REQUIRED WORK: Give the data again, word for word.

GIVEN ENTRIES:
☆ ☆ ☆ ☆
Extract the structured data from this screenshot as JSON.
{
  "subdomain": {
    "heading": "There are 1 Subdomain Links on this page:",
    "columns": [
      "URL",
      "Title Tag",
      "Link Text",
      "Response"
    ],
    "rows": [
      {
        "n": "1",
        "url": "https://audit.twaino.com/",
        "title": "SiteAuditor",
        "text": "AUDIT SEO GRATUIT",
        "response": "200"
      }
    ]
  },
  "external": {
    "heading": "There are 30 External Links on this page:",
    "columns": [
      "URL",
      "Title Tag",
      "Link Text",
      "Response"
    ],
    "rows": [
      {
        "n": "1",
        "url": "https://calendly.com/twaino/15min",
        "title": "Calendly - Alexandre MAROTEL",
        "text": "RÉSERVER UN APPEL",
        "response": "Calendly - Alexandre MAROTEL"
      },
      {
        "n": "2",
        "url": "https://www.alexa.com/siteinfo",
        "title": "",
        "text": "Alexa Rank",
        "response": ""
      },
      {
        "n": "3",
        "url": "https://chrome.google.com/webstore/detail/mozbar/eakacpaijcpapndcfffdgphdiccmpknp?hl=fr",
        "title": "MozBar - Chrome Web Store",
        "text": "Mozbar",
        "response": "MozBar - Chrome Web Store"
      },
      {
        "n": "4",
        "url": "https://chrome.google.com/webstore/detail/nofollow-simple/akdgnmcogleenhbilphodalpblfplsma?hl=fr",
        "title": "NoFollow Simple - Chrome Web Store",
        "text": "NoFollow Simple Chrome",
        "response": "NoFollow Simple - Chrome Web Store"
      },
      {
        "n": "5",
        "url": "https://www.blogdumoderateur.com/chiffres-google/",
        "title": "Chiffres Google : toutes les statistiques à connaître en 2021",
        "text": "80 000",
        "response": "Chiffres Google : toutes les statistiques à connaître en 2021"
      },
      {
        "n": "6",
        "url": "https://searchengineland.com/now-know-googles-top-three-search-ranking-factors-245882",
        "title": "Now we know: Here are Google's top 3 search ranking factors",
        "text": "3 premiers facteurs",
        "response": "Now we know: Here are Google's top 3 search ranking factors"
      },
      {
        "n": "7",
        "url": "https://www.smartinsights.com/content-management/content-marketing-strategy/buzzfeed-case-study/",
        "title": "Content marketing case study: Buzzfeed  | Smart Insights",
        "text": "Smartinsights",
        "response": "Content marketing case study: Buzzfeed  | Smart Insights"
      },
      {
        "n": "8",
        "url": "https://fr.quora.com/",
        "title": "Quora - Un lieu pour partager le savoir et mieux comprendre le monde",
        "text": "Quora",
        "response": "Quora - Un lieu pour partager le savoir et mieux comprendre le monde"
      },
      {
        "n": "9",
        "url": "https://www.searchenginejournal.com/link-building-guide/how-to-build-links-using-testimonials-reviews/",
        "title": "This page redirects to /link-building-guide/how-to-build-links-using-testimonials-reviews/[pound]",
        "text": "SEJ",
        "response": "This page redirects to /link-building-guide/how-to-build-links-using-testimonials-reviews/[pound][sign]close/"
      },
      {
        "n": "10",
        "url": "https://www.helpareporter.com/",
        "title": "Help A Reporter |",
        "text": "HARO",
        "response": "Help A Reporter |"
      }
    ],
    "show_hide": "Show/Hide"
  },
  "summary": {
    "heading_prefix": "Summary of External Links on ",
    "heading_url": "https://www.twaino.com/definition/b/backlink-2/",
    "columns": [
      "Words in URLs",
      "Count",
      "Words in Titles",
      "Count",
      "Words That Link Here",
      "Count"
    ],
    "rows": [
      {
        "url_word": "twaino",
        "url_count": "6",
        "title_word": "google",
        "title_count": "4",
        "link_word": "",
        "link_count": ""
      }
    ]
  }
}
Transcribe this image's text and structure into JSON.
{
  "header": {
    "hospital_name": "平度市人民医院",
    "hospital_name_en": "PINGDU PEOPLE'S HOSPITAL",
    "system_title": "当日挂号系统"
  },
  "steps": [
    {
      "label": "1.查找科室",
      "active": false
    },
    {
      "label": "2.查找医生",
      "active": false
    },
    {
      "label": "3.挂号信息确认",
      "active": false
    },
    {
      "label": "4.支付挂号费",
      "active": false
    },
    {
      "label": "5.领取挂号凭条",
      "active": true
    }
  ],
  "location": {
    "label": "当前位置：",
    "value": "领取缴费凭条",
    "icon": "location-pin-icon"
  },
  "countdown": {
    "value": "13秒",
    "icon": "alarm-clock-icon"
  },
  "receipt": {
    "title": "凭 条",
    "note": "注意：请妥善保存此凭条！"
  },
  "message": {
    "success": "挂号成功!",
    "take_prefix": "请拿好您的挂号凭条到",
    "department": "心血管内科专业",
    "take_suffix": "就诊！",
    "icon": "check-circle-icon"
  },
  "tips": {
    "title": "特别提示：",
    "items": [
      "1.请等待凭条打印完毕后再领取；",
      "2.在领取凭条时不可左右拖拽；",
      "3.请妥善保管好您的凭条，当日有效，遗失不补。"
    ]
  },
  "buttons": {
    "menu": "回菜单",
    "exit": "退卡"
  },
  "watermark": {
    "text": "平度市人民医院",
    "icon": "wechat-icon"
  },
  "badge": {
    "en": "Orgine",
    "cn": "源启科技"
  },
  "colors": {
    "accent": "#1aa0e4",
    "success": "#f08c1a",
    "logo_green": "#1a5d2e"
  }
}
☆ ☆ ☆ ☆
THE RESULT:
Extract the structured data from this screenshot as JSON.
{
  "subdomain": {
    "heading": "There are 1 Subdomain Links on this page:",
    "columns": [
      "URL",
      "Title Tag",
      "Link Text",
      "Response"
    ],
    "rows": [
      {
        "n": "1",
        "url": "https://audit.twaino.com/",
        "title": "SiteAuditor",
        "text": "AUDIT SEO GRATUIT",
        "response": "200"
      }
    ]
  },
  "external": {
    "heading": "There are 30 External Links on this page:",
    "columns": [
      "URL",
      "Title Tag",
      "Link Text",
      "Response"
    ],
    "rows": [
      {
        "n": "1",
        "url": "https://calendly.com/twaino/15min",
        "title": "Calendly - Alexandre MAROTEL",
        "text": "RÉSERVER UN APPEL",
        "response": "Calendly - Alexandre MAROTEL"
      },
      {
        "n": "2",
        "url": "https://www.alexa.com/siteinfo",
        "title": "",
        "text": "Alexa Rank",
        "response": ""
      },
      {
        "n": "3",
        "url": "https://chrome.google.com/webstore/detail/mozbar/eakacpaijcpapndcfffdgphdiccmpknp?hl=fr",
        "title": "MozBar - Chrome Web Store",
        "text": "Mozbar",
        "response": "MozBar - Chrome Web Store"
      },
      {
        "n": "4",
        "url": "https://chrome.google.com/webstore/detail/nofollow-simple/akdgnmcogleenhbilphodalpblfplsma?hl=fr",
        "title": "NoFollow Simple - Chrome Web Store",
        "text": "NoFollow Simple Chrome",
        "response": "NoFollow Simple - Chrome Web Store"
      },
      {
        "n": "5",
        "url": "https://www.blogdumoderateur.com/chiffres-google/",
        "title": "Chiffres Google : toutes les statistiques à connaître en 2021",
        "text": "80 000",
        "response": "Chiffres Google : toutes les statistiques à connaître en 2021"
      },
      {
        "n": "6",
        "url": "https://searchengineland.com/now-know-googles-top-three-search-ranking-factors-245882",
        "title": "Now we know: Here are Google's top 3 search ranking factors",
        "text": "3 premiers facteurs",
        "response": "Now we know: Here are Google's top 3 search ranking factors"
      },
      {
        "n": "7",
        "url": "https://www.smartinsights.com/content-management/content-marketing-strategy/buzzfeed-case-study/",
        "title": "Content marketing case study: Buzzfeed  | Smart Insights",
        "text": "Smartinsights",
        "response": "Content marketing case study: Buzzfeed  | Smart Insights"
      },
      {
        "n": "8",
        "url": "https://fr.quora.com/",
        "title": "Quora - Un lieu pour partager le savoir et mieux comprendre le monde",
        "text": "Quora",
        "response": "Quora - Un lieu pour partager le savoir et mieux comprendre le monde"
      },
      {
        "n": "9",
        "url": "https://www.searchenginejournal.com/link-building-guide/how-to-build-links-using-testimonials-reviews/",
        "title": "This page redirects to /link-building-guide/how-to-build-links-using-testimonials-reviews/[pound]",
        "text": "SEJ",
        "response": "This page redirects to /link-building-guide/how-to-build-links-using-testimonials-reviews/[pound][sign]close/"
      },
      {
        "n": "10",
        "url": "https://www.helpareporter.com/",
        "title": "Help A Reporter |",
        "text": "HARO",
        "response": "Help A Reporter |"
      }
    ],
    "show_hide": "Show/Hide"
  },
  "summary": {
    "heading_prefix": "Summary of External Links on ",
    "heading_url": "https://www.twaino.com/definition/b/backlink-2/",
    "columns": [
      "Words in URLs",
      "Count",
      "Words in Titles",
      "Count",
      "Words That Link Here",
      "Count"
    ],
    "rows": [
      {
        "url_word": "twaino",
        "url_count": "6",
        "title_word": "google",
        "title_count": "4",
        "link_word": "",
        "link_count": ""
      }
    ]
  }
}
Transcribe this image's text and structure into JSON.
{
  "header": {
    "hospital_name": "平度市人民医院",
    "hospital_name_en": "PINGDU PEOPLE'S HOSPITAL",
    "system_title": "当日挂号系统"
  },
  "steps": [
    {
      "label": "1.查找科室",
      "active": false
    },
    {
      "label": "2.查找医生",
      "active": false
    },
    {
      "label": "3.挂号信息确认",
      "active": false
    },
    {
      "label": "4.支付挂号费",
      "active": false
    },
    {
      "label": "5.领取挂号凭条",
      "active": true
    }
  ],
  "location": {
    "label": "当前位置：",
    "value": "领取缴费凭条",
    "icon": "location-pin-icon"
  },
  "countdown": {
    "value": "13秒",
    "icon": "alarm-clock-icon"
  },
  "receipt": {
    "title": "凭 条",
    "note": "注意：请妥善保存此凭条！"
  },
  "message": {
    "success": "挂号成功!",
    "take_prefix": "请拿好您的挂号凭条到",
    "department": "心血管内科专业",
    "take_suffix": "就诊！",
    "icon": "check-circle-icon"
  },
  "tips": {
    "title": "特别提示：",
    "items": [
      "1.请等待凭条打印完毕后再领取；",
      "2.在领取凭条时不可左右拖拽；",
      "3.请妥善保管好您的凭条，当日有效，遗失不补。"
    ]
  },
  "buttons": {
    "menu": "回菜单",
    "exit": "退卡"
  },
  "watermark": {
    "text": "平度市人民医院",
    "icon": "wechat-icon"
  },
  "badge": {
    "en": "Orgine",
    "cn": "源启科技"
  },
  "colors": {
    "accent": "#1aa0e4",
    "success": "#f08c1a",
    "logo_green": "#1a5d2e"
  }
}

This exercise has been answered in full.